Parameterization allows creating multiple jobs/files from a single specification by expanding parameter ranges.

Parameter Formats

Integer Ranges

parameters:
  i: "1:10"        # Expands to [1, 2, 3, 4, 5, 6, 7, 8, 9, 10]
  i: "0:100:10"    # Expands to [0, 10, 20, 30, ..., 90, 100] (with step)

Float Ranges

parameters:
  lr: "0.0001:0.01:10"  # 10 values from 0.0001 to 0.01 (log scale)
  alpha: "0.0:1.0:0.1"  # [0.0, 0.1, 0.2, ..., 0.9, 1.0]

Lists (Integer)

parameters:
  batch_size: "[16,32,64,128]"

Lists (Float)

parameters:
  threshold: "[0.1,0.5,0.9]"

Lists (String)

parameters:
  optimizer: "['adam','sgd','rmsprop']"
  dataset: "['train','test','validation']"

Template Substitution

Use parameter values in job/file specifications with {param_name} syntax:

Basic Substitution

jobs:
  - name: job_{i}
    command: python train.py --run={i}
    parameters:
      i: "1:5"

Expands to:

jobs:
  - name: job_1
    command: python train.py --run=1
  - name: job_2
    command: python train.py --run=2
  # ... etc

Format Specifiers

Zero-padded integers:

jobs:
  - name: job_{i:03d}
    command: echo {i}
    parameters:
      i: "1:100"

Expands to: job_001, job_002, …, job_100

Float precision:

jobs:
  - name: train_lr{lr:.4f}
    command: python train.py --lr={lr}
    parameters:
      lr: "[0.0001,0.001,0.01]"

Expands to: train_lr0.0001, train_lr0.0010, train_lr0.0100

Multiple decimals:

files:
  - name: result_{threshold:.2f}
    path: /results/threshold_{threshold:.2f}.csv
    parameters:
      threshold: "0.1:1.0:0.1"

Expands to: result_0.10, result_0.20, …, result_1.00

Multi-Dimensional Parameterization

Use multiple parameters to create Cartesian products:

Example: Hyperparameter Sweep

jobs:
  - name: train_lr{lr:.4f}_bs{batch_size}
    command: |
      python train.py \
        --learning-rate={lr} \
        --batch-size={batch_size}
    parameters:
      lr: "[0.0001,0.001,0.01]"
      batch_size: "[16,32,64]"

This expands to 3 × 3 = 9 jobs:

  • train_lr0.0001_bs16
  • train_lr0.0001_bs32
  • train_lr0.0001_bs64
  • train_lr0.0010_bs16
  • … (9 total)

Example: Multi-Dataset Processing

jobs:
  - name: process_{dataset}_rep{rep:02d}
    command: python process.py --data={dataset} --replicate={rep}
    parameters:
      dataset: "['train','validation','test']"
      rep: "1:5"

This expands to 3 × 5 = 15 jobs

Parameterized Dependencies

Parameters work in dependency specifications:

jobs:
  # Generate data for each configuration
  - name: generate_{config}
    command: python generate.py --config={config}
    output_files:
      - data_{config}
    parameters:
      config: "['A','B','C']"

※

Challenge A>
Check each statement against the parameterization guide and mark it yes or no, quoting the words that decide it: (i) the range "1:10" produces the integers 1 through 10; (ii) the hyperparameter sweep example yields six jobs; (iii) parameter values are inserted into specifications with {param_name} syntax.

※

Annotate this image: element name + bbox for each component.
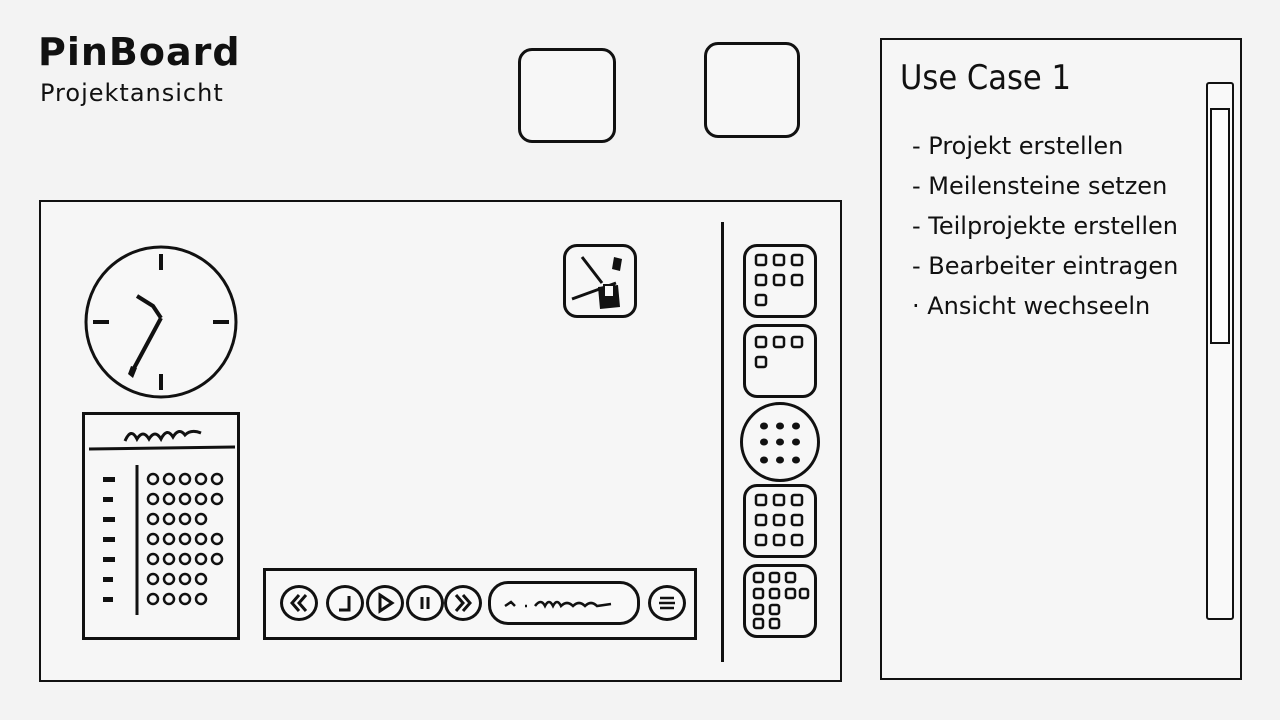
grid-view-icon: [754, 253, 804, 307]
panel-divider: [721, 222, 724, 662]
grid-view-icon: [754, 493, 804, 547]
use-case-panel: Use Case 1 - Projekt erstellen - Meilens…: [880, 38, 1242, 680]
use-case-item: · Ansicht wechseeln: [912, 292, 1151, 320]
back-button[interactable]: [326, 585, 364, 621]
top-button-1[interactable]: [518, 48, 616, 143]
fast-forward-icon: [454, 594, 472, 612]
top-button-2[interactable]: [704, 42, 800, 138]
view-button-grid-3[interactable]: [743, 484, 817, 558]
pin-tool-button[interactable]: [563, 244, 637, 318]
use-case-item: - Meilensteine setzen: [912, 172, 1168, 200]
fast-forward-button[interactable]: [444, 585, 482, 621]
calendar-widget[interactable]: [82, 412, 240, 640]
main-panel: [39, 200, 842, 682]
clock-widget[interactable]: [83, 244, 239, 400]
menu-icon: [659, 596, 675, 610]
pause-button[interactable]: [406, 585, 444, 621]
scribble-text-icon: [504, 600, 612, 609]
rewind-button[interactable]: [280, 585, 318, 621]
play-button[interactable]: [366, 585, 404, 621]
use-case-item: - Teilprojekte erstellen: [912, 212, 1178, 240]
view-button-grid-2[interactable]: [743, 324, 817, 398]
play-icon: [378, 592, 395, 614]
media-control-bar: [263, 568, 697, 640]
view-button-grid-4[interactable]: [743, 564, 817, 638]
app-title: PinBoard: [38, 30, 241, 74]
view-button-dots[interactable]: [740, 402, 820, 482]
pin-tool-icon: [571, 256, 622, 309]
grid-view-icon: [752, 571, 810, 630]
back-icon: [339, 596, 351, 612]
use-case-title: Use Case 1: [900, 58, 1071, 98]
calendar-icon: [88, 429, 236, 615]
rewind-icon: [290, 594, 308, 612]
dots-view-icon: [760, 422, 800, 464]
page-subtitle: Projektansicht: [40, 79, 224, 107]
scrollbar-thumb[interactable]: [1210, 108, 1230, 344]
scrollbar[interactable]: [1206, 82, 1234, 620]
use-case-item: - Projekt erstellen: [912, 132, 1124, 160]
timeline-field[interactable]: [488, 581, 640, 625]
grid-view-icon: [754, 335, 804, 369]
use-case-item: - Bearbeiter eintragen: [912, 252, 1179, 280]
use-case-list: - Projekt erstellen - Meilensteine setze…: [912, 126, 1178, 326]
view-button-grid-1[interactable]: [743, 244, 817, 318]
menu-button[interactable]: [648, 585, 686, 621]
pause-icon: [420, 597, 430, 609]
clock-icon: [84, 245, 238, 399]
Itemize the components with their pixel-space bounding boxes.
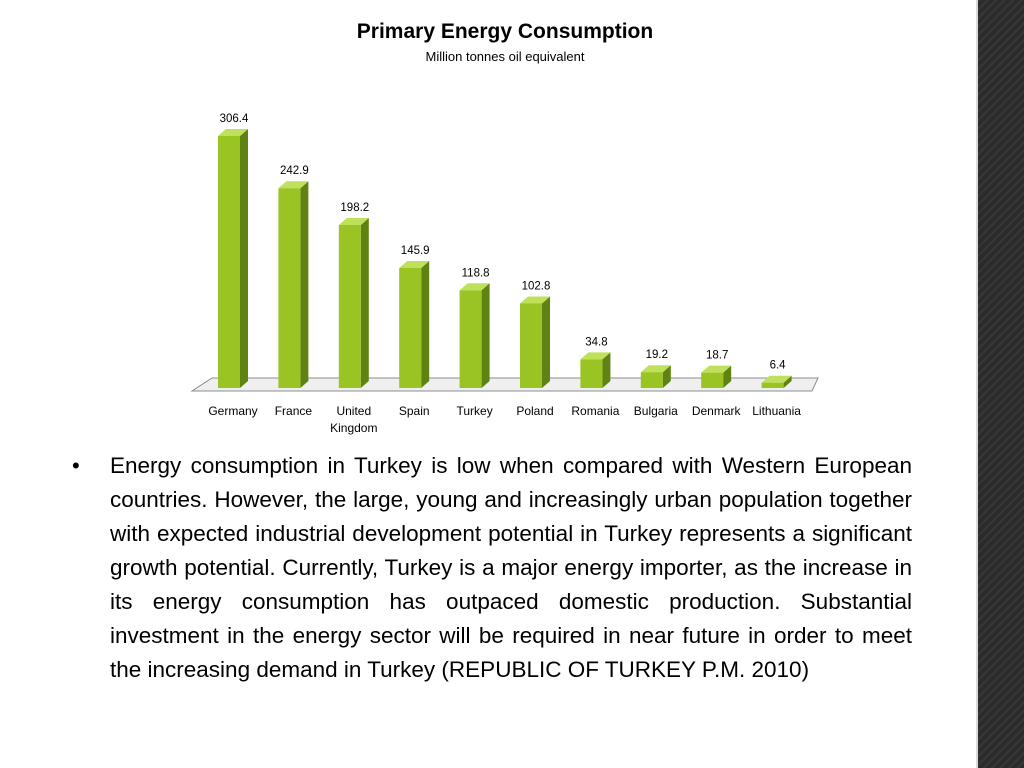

※

Challenge B>
Extract from the listing everything from the line containing "grid-view-icon: [754, 253, 804, 307]" down to the line containing "scrollbar-thumb[interactable]: [1210, 108, 1230, 344]", both included, copying each line unchanged.

Right answer A>
(i) Yes: "Expands to [1, 2, 3, 4, 5, 6, 7, 8, 9, 10]"
(ii) No: "This expands to 3 × 3 = 9 jobs"
(iii) Yes: "Use parameter values in job/file specifications with {param_name} syntax"

Right answer B>
grid-view-icon: [754, 253, 804, 307]
panel-divider: [721, 222, 724, 662]
grid-view-icon: [754, 493, 804, 547]
use-case-panel: Use Case 1 - Projekt erstellen - Meilens…: [880, 38, 1242, 680]
use-case-item: · Ansicht wechseeln: [912, 292, 1151, 320]
back-button[interactable]: [326, 585, 364, 621]
top-button-1[interactable]: [518, 48, 616, 143]
fast-forward-icon: [454, 594, 472, 612]
top-button-2[interactable]: [704, 42, 800, 138]
view-button-grid-3[interactable]: [743, 484, 817, 558]
pin-tool-button[interactable]: [563, 244, 637, 318]
use-case-item: - Meilensteine setzen: [912, 172, 1168, 200]
fast-forward-button[interactable]: [444, 585, 482, 621]
calendar-widget[interactable]: [82, 412, 240, 640]
main-panel: [39, 200, 842, 682]
clock-widget[interactable]: [83, 244, 239, 400]
menu-icon: [659, 596, 675, 610]
pause-button[interactable]: [406, 585, 444, 621]
scribble-text-icon: [504, 600, 612, 609]
rewind-button[interactable]: [280, 585, 318, 621]
play-button[interactable]: [366, 585, 404, 621]
use-case-item: - Teilprojekte erstellen: [912, 212, 1178, 240]
view-button-grid-2[interactable]: [743, 324, 817, 398]
play-icon: [378, 592, 395, 614]
media-control-bar: [263, 568, 697, 640]
view-button-grid-4[interactable]: [743, 564, 817, 638]
app-title: PinBoard: [38, 30, 241, 74]
view-button-dots[interactable]: [740, 402, 820, 482]
pin-tool-icon: [571, 256, 622, 309]
grid-view-icon: [752, 571, 810, 630]
back-icon: [339, 596, 351, 612]
use-case-title: Use Case 1: [900, 58, 1071, 98]
calendar-icon: [88, 429, 236, 615]
rewind-icon: [290, 594, 308, 612]
dots-view-icon: [760, 422, 800, 464]
page-subtitle: Projektansicht: [40, 79, 224, 107]
scrollbar-thumb[interactable]: [1210, 108, 1230, 344]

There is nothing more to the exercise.